*Aim of the task*
Take the material and output all of it exactly.

*Records for the exercise*
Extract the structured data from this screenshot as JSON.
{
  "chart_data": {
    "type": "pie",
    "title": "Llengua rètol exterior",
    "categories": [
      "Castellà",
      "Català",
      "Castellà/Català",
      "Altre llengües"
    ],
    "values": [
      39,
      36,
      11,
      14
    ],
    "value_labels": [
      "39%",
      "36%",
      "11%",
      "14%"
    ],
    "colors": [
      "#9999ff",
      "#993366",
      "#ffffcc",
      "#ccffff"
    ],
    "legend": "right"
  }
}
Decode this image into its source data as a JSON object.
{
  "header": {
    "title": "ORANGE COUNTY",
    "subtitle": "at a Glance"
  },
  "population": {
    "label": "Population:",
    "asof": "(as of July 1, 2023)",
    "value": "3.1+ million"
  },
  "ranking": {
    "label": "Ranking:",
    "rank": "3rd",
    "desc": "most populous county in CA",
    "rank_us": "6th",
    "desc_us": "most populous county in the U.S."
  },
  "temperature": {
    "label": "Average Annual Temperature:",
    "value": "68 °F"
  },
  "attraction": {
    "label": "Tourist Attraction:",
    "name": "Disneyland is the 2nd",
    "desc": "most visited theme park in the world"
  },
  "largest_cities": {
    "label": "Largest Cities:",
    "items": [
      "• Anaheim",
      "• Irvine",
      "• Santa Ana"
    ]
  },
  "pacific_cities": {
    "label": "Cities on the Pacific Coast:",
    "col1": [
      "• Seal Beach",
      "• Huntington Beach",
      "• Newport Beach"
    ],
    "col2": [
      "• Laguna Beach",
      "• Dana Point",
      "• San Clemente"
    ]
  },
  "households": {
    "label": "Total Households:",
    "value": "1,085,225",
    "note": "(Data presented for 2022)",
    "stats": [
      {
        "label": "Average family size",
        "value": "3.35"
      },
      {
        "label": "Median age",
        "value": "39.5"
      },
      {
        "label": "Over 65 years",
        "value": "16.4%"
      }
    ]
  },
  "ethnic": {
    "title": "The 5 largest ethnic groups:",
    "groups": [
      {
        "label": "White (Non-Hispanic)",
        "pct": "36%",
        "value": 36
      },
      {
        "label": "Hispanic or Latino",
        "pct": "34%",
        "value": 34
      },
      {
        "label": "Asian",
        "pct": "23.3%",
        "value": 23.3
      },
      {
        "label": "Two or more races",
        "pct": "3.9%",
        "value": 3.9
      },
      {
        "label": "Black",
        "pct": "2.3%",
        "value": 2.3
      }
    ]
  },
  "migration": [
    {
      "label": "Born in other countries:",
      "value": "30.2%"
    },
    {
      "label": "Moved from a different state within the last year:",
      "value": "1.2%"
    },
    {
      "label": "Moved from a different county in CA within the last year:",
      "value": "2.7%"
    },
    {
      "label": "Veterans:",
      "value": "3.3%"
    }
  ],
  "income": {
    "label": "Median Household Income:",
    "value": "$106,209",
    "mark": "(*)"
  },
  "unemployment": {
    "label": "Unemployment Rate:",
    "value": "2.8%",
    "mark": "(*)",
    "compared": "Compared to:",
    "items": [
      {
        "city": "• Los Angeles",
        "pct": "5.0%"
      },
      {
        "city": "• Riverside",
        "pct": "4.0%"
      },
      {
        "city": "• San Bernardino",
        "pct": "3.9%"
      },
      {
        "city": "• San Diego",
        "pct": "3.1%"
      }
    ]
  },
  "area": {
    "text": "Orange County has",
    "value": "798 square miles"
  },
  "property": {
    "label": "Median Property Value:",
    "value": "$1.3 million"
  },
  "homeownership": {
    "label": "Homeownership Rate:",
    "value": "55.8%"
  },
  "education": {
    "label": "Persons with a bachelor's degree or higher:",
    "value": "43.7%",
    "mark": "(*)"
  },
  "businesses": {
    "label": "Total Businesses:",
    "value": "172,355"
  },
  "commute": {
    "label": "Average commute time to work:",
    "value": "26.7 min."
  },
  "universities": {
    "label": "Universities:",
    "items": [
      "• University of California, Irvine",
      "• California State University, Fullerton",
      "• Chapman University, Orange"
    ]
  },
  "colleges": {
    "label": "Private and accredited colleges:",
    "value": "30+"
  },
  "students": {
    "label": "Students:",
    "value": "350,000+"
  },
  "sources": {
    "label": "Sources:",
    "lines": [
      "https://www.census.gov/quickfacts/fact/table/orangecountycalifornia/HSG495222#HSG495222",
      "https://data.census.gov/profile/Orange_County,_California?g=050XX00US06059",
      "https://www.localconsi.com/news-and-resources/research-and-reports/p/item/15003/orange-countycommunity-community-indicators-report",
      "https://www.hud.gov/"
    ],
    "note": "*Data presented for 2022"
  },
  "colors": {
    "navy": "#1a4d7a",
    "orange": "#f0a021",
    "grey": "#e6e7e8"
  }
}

*Answer to the task*
Extract the structured data from this screenshot as JSON.
{
  "chart_data": {
    "type": "pie",
    "title": "Llengua rètol exterior",
    "categories": [
      "Castellà",
      "Català",
      "Castellà/Català",
      "Altre llengües"
    ],
    "values": [
      39,
      36,
      11,
      14
    ],
    "value_labels": [
      "39%",
      "36%",
      "11%",
      "14%"
    ],
    "colors": [
      "#9999ff",
      "#993366",
      "#ffffcc",
      "#ccffff"
    ],
    "legend": "right"
  }
}
Decode this image into its source data as a JSON object.
{
  "header": {
    "title": "ORANGE COUNTY",
    "subtitle": "at a Glance"
  },
  "population": {
    "label": "Population:",
    "asof": "(as of July 1, 2023)",
    "value": "3.1+ million"
  },
  "ranking": {
    "label": "Ranking:",
    "rank": "3rd",
    "desc": "most populous county in CA",
    "rank_us": "6th",
    "desc_us": "most populous county in the U.S."
  },
  "temperature": {
    "label": "Average Annual Temperature:",
    "value": "68 °F"
  },
  "attraction": {
    "label": "Tourist Attraction:",
    "name": "Disneyland is the 2nd",
    "desc": "most visited theme park in the world"
  },
  "largest_cities": {
    "label": "Largest Cities:",
    "items": [
      "• Anaheim",
      "• Irvine",
      "• Santa Ana"
    ]
  },
  "pacific_cities": {
    "label": "Cities on the Pacific Coast:",
    "col1": [
      "• Seal Beach",
      "• Huntington Beach",
      "• Newport Beach"
    ],
    "col2": [
      "• Laguna Beach",
      "• Dana Point",
      "• San Clemente"
    ]
  },
  "households": {
    "label": "Total Households:",
    "value": "1,085,225",
    "note": "(Data presented for 2022)",
    "stats": [
      {
        "label": "Average family size",
        "value": "3.35"
      },
      {
        "label": "Median age",
        "value": "39.5"
      },
      {
        "label": "Over 65 years",
        "value": "16.4%"
      }
    ]
  },
  "ethnic": {
    "title": "The 5 largest ethnic groups:",
    "groups": [
      {
        "label": "White (Non-Hispanic)",
        "pct": "36%",
        "value": 36
      },
      {
        "label": "Hispanic or Latino",
        "pct": "34%",
        "value": 34
      },
      {
        "label": "Asian",
        "pct": "23.3%",
        "value": 23.3
      },
      {
        "label": "Two or more races",
        "pct": "3.9%",
        "value": 3.9
      },
      {
        "label": "Black",
        "pct": "2.3%",
        "value": 2.3
      }
    ]
  },
  "migration": [
    {
      "label": "Born in other countries:",
      "value": "30.2%"
    },
    {
      "label": "Moved from a different state within the last year:",
      "value": "1.2%"
    },
    {
      "label": "Moved from a different county in CA within the last year:",
      "value": "2.7%"
    },
    {
      "label": "Veterans:",
      "value": "3.3%"
    }
  ],
  "income": {
    "label": "Median Household Income:",
    "value": "$106,209",
    "mark": "(*)"
  },
  "unemployment": {
    "label": "Unemployment Rate:",
    "value": "2.8%",
    "mark": "(*)",
    "compared": "Compared to:",
    "items": [
      {
        "city": "• Los Angeles",
        "pct": "5.0%"
      },
      {
        "city": "• Riverside",
        "pct": "4.0%"
      },
      {
        "city": "• San Bernardino",
        "pct": "3.9%"
      },
      {
        "city": "• San Diego",
        "pct": "3.1%"
      }
    ]
  },
  "area": {
    "text": "Orange County has",
    "value": "798 square miles"
  },
  "property": {
    "label": "Median Property Value:",
    "value": "$1.3 million"
  },
  "homeownership": {
    "label": "Homeownership Rate:",
    "value": "55.8%"
  },
  "education": {
    "label": "Persons with a bachelor's degree or higher:",
    "value": "43.7%",
    "mark": "(*)"
  },
  "businesses": {
    "label": "Total Businesses:",
    "value": "172,355"
  },
  "commute": {
    "label": "Average commute time to work:",
    "value": "26.7 min."
  },
  "universities": {
    "label": "Universities:",
    "items": [
      "• University of California, Irvine",
      "• California State University, Fullerton",
      "• Chapman University, Orange"
    ]
  },
  "colleges": {
    "label": "Private and accredited colleges:",
    "value": "30+"
  },
  "students": {
    "label": "Students:",
    "value": "350,000+"
  },
  "sources": {
    "label": "Sources:",
    "lines": [
      "https://www.census.gov/quickfacts/fact/table/orangecountycalifornia/HSG495222#HSG495222",
      "https://data.census.gov/profile/Orange_County,_California?g=050XX00US06059",
      "https://www.localconsi.com/news-and-resources/research-and-reports/p/item/15003/orange-countycommunity-community-indicators-report",
      "https://www.hud.gov/"
    ],
    "note": "*Data presented for 2022"
  },
  "colors": {
    "navy": "#1a4d7a",
    "orange": "#f0a021",
    "grey": "#e6e7e8"
  }
}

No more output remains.